▶ _RECORDS FOR THIS TASK_:
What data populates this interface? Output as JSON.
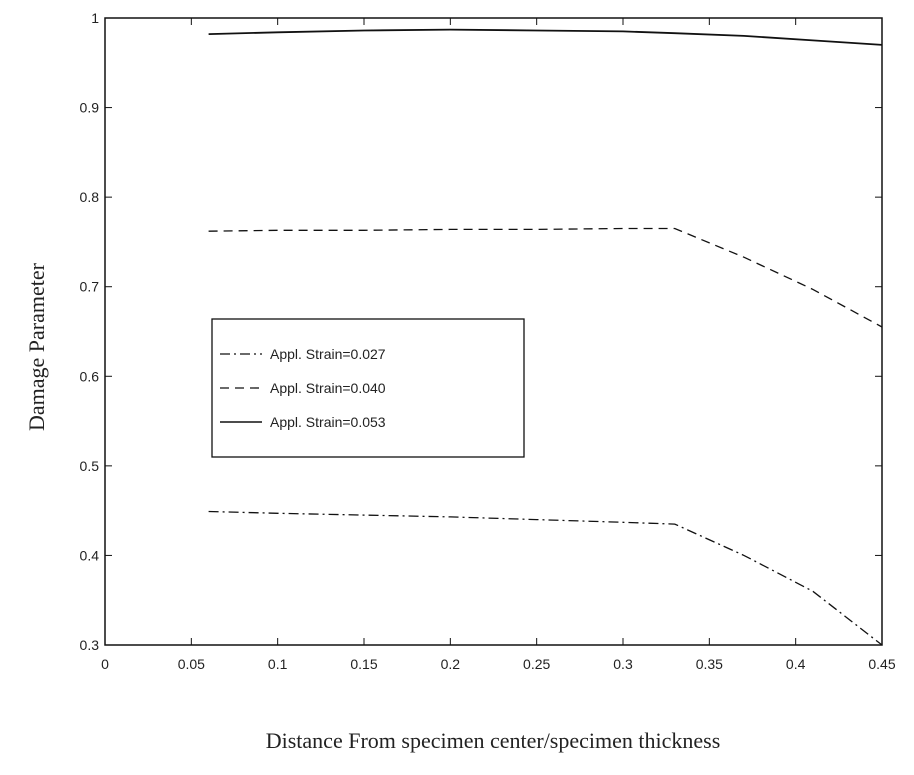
{
  "chart_data": {
    "type": "line",
    "xlabel": "Distance From specimen center/specimen thickness",
    "ylabel": "Damage Parameter",
    "xlim": [
      0,
      0.45
    ],
    "ylim": [
      0.3,
      1.0
    ],
    "xticks": [
      "0",
      "0.05",
      "0.1",
      "0.15",
      "0.2",
      "0.25",
      "0.3",
      "0.35",
      "0.4",
      "0.45"
    ],
    "yticks": [
      "0.3",
      "0.4",
      "0.5",
      "0.6",
      "0.7",
      "0.8",
      "0.9",
      "1"
    ],
    "legend_position": "center-left",
    "grid": false,
    "series": [
      {
        "name": "Appl. Strain=0.027",
        "style": "dashdot",
        "x": [
          0.06,
          0.1,
          0.15,
          0.2,
          0.25,
          0.3,
          0.33,
          0.37,
          0.41,
          0.45
        ],
        "y": [
          0.449,
          0.447,
          0.445,
          0.443,
          0.44,
          0.437,
          0.435,
          0.4,
          0.36,
          0.3
        ]
      },
      {
        "name": "Appl. Strain=0.040",
        "style": "dashed",
        "x": [
          0.06,
          0.1,
          0.15,
          0.2,
          0.25,
          0.3,
          0.33,
          0.37,
          0.41,
          0.45
        ],
        "y": [
          0.762,
          0.763,
          0.763,
          0.764,
          0.764,
          0.765,
          0.765,
          0.733,
          0.697,
          0.655
        ]
      },
      {
        "name": "Appl. Strain=0.053",
        "style": "solid",
        "x": [
          0.06,
          0.1,
          0.15,
          0.2,
          0.25,
          0.3,
          0.33,
          0.37,
          0.41,
          0.45
        ],
        "y": [
          0.982,
          0.984,
          0.986,
          0.987,
          0.986,
          0.985,
          0.983,
          0.98,
          0.975,
          0.97
        ]
      }
    ]
  }
}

▶ _WHAT IS ASKED_:
Repeat the records word for word. Any picture in them should be left out.

▶ _IN RESPONSE_:
What data populates this interface? Output as JSON.
{
  "chart_data": {
    "type": "line",
    "xlabel": "Distance From specimen center/specimen thickness",
    "ylabel": "Damage Parameter",
    "xlim": [
      0,
      0.45
    ],
    "ylim": [
      0.3,
      1.0
    ],
    "xticks": [
      "0",
      "0.05",
      "0.1",
      "0.15",
      "0.2",
      "0.25",
      "0.3",
      "0.35",
      "0.4",
      "0.45"
    ],
    "yticks": [
      "0.3",
      "0.4",
      "0.5",
      "0.6",
      "0.7",
      "0.8",
      "0.9",
      "1"
    ],
    "legend_position": "center-left",
    "grid": false,
    "series": [
      {
        "name": "Appl. Strain=0.027",
        "style": "dashdot",
        "x": [
          0.06,
          0.1,
          0.15,
          0.2,
          0.25,
          0.3,
          0.33,
          0.37,
          0.41,
          0.45
        ],
        "y": [
          0.449,
          0.447,
          0.445,
          0.443,
          0.44,
          0.437,
          0.435,
          0.4,
          0.36,
          0.3
        ]
      },
      {
        "name": "Appl. Strain=0.040",
        "style": "dashed",
        "x": [
          0.06,
          0.1,
          0.15,
          0.2,
          0.25,
          0.3,
          0.33,
          0.37,
          0.41,
          0.45
        ],
        "y": [
          0.762,
          0.763,
          0.763,
          0.764,
          0.764,
          0.765,
          0.765,
          0.733,
          0.697,
          0.655
        ]
      },
      {
        "name": "Appl. Strain=0.053",
        "style": "solid",
        "x": [
          0.06,
          0.1,
          0.15,
          0.2,
          0.25,
          0.3,
          0.33,
          0.37,
          0.41,
          0.45
        ],
        "y": [
          0.982,
          0.984,
          0.986,
          0.987,
          0.986,
          0.985,
          0.983,
          0.98,
          0.975,
          0.97
        ]
      }
    ]
  }
}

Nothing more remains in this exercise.